In July 2010, the definition of commodity trading advisor under the Commodity Exchange Act was expanded by the Dodd-Frank Wall Street Reform and Consumer Protection Act to include "persons who provide advice on swap transactions". Prior to this, swaps were not included in the CTA definition.

==Regulation==

===Historical regulation===
In 1979, the CFTC adopted the first comprehensive regulation for commodity trading advisors, which was later strengthened by additional rules in 1983 and 1995. The additional rules in 1983 increased the CFTC's oversight of such advisors and authorized the National Futures Association (NFA) to carry out processing of registration for entities including CTAs. Those adopted in 1995 aimed to increase disclosure by CTAs leading to increased knowledge and understanding for investors.

===Current regulation===
Under the Commodity Exchange Act, CTAs must register with and conform to the regulations of the CFTC, including providing records and reports, unless they meet the Commission's criteria for exemption. Registered CTAs must also become members of the NFA if they manage funds or provide advice to members of the public.

Under the Commodity Exchange Act qualifying individuals may be exempted from CTA registration with the CFTC, including if their primary business is not as a CTA, they are registered with the Securities and Exchange Commission as an investment advisor, and if they have not provided trading advice to more than 15 persons. If an individual is exempt from registration, they must still file with the NFA. A CTA is exempt from registration with the NFA if they have provided commodity trading advice to fewer than 15 people and do not generally use the title commodity trading advisor, or if they provide advice only through publications, a computerized system or seminars.

Nonetheless, exempt CTAs are still regulated in some form. They are still subject to CFTC rules concerning market manipulation as well as the anti-fraud provisions of the CEA. They additionally need to file a public notice disclosing their existence and exempt status. They must provide an offering memorandum to their investors, as well as a quarterly account statement and an annual report. In addition, exempt CTAs are subject to "special call" provision, where they are, amongst other things, required to file special reports to the CFTC. These reports are used for market surveillance as well as for investigations or litigation cases.

- **Description of the task**
Rewrite the stretch of the commodity trading advisor text from "In July 2010, the" through "the CTA definition.", substituting "swap agreements" for "swaps".

- **Extracted material**
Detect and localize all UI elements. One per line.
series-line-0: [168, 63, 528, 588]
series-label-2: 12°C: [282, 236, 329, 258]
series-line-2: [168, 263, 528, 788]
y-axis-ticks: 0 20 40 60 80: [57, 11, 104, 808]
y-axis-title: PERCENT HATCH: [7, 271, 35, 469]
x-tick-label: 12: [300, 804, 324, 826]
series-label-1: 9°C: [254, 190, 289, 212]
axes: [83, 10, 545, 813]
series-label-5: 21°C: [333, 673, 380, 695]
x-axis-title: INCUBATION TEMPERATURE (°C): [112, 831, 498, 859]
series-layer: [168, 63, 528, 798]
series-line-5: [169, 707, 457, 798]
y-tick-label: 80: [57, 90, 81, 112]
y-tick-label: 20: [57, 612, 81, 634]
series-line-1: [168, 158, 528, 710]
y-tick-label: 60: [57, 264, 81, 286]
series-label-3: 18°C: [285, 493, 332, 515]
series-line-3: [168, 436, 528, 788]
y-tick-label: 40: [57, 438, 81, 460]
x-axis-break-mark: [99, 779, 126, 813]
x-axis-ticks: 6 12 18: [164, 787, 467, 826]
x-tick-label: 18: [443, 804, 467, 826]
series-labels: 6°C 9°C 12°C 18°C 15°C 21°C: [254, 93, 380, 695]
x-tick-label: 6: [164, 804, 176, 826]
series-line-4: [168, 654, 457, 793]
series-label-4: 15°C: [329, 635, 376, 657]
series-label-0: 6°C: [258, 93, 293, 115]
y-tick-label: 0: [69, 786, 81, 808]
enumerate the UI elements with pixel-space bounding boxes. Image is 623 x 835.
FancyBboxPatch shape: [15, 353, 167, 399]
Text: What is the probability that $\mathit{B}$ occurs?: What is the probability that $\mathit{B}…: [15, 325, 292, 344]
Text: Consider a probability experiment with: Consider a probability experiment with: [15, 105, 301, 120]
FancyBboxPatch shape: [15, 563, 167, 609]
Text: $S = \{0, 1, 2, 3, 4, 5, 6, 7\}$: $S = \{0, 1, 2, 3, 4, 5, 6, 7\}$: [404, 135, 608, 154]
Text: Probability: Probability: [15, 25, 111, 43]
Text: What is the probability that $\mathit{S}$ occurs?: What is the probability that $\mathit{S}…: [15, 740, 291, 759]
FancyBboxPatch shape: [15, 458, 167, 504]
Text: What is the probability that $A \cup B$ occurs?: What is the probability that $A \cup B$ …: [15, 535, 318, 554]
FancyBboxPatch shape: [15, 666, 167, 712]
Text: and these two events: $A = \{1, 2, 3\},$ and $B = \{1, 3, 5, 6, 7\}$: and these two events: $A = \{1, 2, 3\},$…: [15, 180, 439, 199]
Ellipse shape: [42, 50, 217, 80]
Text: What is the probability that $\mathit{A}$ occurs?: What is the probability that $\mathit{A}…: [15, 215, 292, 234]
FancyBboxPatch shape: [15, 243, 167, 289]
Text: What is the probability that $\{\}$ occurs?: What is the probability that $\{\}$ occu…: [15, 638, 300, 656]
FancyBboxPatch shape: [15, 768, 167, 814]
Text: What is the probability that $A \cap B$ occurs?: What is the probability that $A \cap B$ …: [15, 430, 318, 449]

- **Response to this task**
In July 2010, the definition of commodity trading advisor under the Commodity Exchange Act was expanded by the Dodd-Frank Wall Street Reform and Consumer Protection Act to include "persons who provide advice on swap transactions". Prior to this, swap agreements were not included in the CTA definition.